** START OF Records supplied **

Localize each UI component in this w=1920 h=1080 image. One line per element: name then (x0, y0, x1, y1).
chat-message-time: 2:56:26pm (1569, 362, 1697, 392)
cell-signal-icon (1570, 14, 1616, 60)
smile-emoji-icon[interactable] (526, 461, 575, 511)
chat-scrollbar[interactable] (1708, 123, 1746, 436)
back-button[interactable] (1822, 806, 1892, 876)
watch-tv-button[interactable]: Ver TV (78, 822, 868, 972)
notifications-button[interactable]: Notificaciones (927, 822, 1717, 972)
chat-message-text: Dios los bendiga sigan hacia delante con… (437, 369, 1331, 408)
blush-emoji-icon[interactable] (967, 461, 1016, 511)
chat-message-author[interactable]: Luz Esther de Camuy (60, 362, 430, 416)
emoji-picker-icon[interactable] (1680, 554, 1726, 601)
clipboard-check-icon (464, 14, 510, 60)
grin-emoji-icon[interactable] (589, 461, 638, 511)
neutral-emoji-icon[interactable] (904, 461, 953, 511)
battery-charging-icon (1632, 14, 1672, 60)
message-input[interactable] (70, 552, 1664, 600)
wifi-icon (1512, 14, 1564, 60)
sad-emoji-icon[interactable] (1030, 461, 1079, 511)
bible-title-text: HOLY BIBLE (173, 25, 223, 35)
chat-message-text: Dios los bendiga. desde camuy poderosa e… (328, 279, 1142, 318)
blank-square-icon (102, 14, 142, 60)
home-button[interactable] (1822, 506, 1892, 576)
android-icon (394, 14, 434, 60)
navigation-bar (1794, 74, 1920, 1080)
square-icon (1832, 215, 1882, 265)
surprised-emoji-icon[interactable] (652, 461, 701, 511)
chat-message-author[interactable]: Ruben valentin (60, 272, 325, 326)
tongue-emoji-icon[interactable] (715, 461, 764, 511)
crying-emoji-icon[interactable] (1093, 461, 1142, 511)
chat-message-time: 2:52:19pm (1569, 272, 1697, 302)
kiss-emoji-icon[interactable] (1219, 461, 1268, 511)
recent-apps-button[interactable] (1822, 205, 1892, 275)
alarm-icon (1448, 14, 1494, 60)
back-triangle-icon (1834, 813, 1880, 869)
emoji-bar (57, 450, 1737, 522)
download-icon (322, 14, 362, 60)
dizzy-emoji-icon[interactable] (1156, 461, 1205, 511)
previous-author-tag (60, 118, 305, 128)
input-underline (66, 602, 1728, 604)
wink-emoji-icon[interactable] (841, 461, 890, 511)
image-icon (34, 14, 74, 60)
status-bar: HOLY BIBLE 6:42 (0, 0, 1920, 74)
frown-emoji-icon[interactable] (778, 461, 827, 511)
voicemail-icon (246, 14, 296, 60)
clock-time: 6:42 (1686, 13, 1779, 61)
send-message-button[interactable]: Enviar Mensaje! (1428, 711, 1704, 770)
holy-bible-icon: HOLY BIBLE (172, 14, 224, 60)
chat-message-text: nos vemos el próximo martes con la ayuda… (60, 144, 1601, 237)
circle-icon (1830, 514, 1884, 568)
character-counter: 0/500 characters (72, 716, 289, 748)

** END OF Records supplied **
** START OF Records supplied **

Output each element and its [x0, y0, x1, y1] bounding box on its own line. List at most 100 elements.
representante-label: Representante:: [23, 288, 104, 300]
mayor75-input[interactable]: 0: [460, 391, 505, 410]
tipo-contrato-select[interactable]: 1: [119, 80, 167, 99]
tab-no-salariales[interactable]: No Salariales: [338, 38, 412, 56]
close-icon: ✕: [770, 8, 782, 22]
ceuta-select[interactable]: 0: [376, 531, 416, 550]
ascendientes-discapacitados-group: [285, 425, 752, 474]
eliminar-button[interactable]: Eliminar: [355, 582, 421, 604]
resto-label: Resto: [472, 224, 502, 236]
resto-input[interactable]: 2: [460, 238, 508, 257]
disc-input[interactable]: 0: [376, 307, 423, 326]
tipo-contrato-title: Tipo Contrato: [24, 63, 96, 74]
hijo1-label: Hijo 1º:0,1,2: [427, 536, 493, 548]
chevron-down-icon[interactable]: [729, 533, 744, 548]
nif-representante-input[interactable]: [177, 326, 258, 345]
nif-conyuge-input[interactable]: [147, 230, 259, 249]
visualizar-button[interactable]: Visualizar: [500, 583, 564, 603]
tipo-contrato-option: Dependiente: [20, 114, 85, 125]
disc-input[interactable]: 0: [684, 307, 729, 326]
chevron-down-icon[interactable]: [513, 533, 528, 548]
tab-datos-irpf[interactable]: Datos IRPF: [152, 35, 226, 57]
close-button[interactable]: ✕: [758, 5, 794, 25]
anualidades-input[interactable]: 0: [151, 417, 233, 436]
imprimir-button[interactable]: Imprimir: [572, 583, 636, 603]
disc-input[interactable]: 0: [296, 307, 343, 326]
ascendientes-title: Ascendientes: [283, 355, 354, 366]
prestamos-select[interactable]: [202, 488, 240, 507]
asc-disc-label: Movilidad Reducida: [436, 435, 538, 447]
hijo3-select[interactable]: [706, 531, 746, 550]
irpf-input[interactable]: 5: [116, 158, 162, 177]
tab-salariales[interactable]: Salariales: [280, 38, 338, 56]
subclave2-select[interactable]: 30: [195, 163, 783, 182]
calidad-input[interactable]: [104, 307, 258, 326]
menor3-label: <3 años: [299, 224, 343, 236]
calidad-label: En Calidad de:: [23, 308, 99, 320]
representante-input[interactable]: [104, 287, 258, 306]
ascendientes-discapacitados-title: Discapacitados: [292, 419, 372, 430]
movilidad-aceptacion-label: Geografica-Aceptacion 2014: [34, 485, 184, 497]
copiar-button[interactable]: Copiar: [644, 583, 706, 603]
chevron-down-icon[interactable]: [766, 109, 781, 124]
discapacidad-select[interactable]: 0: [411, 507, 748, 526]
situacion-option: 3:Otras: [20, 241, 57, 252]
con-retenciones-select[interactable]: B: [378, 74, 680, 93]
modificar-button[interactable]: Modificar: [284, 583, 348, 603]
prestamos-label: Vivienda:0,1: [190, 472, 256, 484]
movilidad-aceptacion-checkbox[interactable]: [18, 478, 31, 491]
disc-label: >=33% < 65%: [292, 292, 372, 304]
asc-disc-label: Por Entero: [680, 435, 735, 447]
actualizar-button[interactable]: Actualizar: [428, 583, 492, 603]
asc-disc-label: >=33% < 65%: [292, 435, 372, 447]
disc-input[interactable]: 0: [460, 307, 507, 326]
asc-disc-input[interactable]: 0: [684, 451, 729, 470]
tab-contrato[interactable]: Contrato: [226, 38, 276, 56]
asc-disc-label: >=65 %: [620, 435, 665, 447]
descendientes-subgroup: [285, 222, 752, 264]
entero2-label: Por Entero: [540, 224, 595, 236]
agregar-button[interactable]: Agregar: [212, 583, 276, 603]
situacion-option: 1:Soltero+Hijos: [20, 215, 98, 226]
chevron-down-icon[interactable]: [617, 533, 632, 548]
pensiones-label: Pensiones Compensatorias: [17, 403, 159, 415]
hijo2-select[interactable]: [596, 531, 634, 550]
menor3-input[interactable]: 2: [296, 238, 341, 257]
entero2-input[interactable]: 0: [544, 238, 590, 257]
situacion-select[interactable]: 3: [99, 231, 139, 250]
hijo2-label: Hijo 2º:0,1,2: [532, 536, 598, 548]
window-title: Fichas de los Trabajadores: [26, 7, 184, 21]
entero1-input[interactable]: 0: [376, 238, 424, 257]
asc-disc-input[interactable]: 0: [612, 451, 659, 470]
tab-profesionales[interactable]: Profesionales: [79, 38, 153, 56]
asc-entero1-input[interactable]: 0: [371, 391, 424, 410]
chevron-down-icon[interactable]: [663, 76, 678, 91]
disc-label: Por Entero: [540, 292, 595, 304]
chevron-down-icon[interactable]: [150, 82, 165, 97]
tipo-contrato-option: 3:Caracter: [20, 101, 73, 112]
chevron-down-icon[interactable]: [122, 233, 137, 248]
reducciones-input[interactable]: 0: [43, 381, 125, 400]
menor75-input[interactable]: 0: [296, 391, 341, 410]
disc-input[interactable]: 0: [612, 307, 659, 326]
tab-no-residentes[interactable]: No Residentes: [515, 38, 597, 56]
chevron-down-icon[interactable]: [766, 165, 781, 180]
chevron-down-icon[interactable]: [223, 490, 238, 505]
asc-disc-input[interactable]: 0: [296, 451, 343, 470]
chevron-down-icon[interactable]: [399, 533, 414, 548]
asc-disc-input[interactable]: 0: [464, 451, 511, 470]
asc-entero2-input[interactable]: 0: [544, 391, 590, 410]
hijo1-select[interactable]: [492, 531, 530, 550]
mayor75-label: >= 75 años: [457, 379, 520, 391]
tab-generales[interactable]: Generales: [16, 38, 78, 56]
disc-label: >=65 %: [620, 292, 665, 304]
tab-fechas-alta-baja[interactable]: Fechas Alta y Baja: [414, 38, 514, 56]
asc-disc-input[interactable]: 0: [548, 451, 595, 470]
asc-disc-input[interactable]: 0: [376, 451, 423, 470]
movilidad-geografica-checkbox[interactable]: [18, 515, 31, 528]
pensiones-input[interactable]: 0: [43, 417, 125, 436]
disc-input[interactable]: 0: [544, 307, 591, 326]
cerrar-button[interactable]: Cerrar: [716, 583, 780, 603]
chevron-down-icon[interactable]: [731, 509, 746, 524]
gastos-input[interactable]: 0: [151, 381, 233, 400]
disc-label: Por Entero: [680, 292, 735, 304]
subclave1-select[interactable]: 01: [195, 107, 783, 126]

** END OF Records supplied **

▶ Objective: Find every line in the rows that contains the word "Dios" and copy each of those lines. Case counts.

▶ Answer to the task:
chat-message-text: Dios los bendiga sigan hacia delante con… (437, 369, 1331, 408)
chat-message-text: Dios los bendiga. desde camuy poderosa e… (328, 279, 1142, 318)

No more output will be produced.